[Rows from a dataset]
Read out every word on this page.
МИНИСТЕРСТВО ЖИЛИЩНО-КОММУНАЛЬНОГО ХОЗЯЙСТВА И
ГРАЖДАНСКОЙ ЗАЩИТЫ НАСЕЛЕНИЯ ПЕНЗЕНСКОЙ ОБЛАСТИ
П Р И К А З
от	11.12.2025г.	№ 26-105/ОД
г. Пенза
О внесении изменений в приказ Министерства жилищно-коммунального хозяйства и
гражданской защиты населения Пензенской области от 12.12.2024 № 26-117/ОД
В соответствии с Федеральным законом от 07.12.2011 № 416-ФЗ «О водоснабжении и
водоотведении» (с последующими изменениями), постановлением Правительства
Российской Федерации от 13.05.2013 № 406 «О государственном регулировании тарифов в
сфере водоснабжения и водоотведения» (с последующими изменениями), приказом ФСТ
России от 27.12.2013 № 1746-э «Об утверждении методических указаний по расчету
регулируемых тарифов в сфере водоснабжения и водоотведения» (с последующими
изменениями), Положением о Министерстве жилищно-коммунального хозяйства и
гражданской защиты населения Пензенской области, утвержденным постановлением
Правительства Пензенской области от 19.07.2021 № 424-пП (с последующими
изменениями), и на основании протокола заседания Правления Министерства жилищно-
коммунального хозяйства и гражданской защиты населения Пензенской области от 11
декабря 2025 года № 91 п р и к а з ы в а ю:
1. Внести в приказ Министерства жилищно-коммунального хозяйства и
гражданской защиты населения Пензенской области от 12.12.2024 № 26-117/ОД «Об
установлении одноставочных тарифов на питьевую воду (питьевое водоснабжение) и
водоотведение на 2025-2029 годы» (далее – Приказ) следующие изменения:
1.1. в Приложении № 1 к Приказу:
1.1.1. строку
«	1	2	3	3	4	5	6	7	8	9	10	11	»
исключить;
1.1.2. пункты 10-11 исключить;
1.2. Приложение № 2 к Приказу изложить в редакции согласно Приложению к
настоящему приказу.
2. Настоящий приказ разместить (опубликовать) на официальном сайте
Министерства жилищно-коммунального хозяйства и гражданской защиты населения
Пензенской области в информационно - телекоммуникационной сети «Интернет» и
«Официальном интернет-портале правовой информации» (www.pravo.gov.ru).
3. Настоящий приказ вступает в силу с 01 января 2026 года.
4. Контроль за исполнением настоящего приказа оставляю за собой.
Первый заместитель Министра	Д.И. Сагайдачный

▶ YOUR OBJECTIVE: Search the data above for the string "Настоящий" and copy each line that has it.

▶ EXERCISE OUTPUT:
2. Настоящий приказ разместить (опубликовать) на официальном сайте
3. Настоящий приказ вступает в силу с 01 января 2026 года.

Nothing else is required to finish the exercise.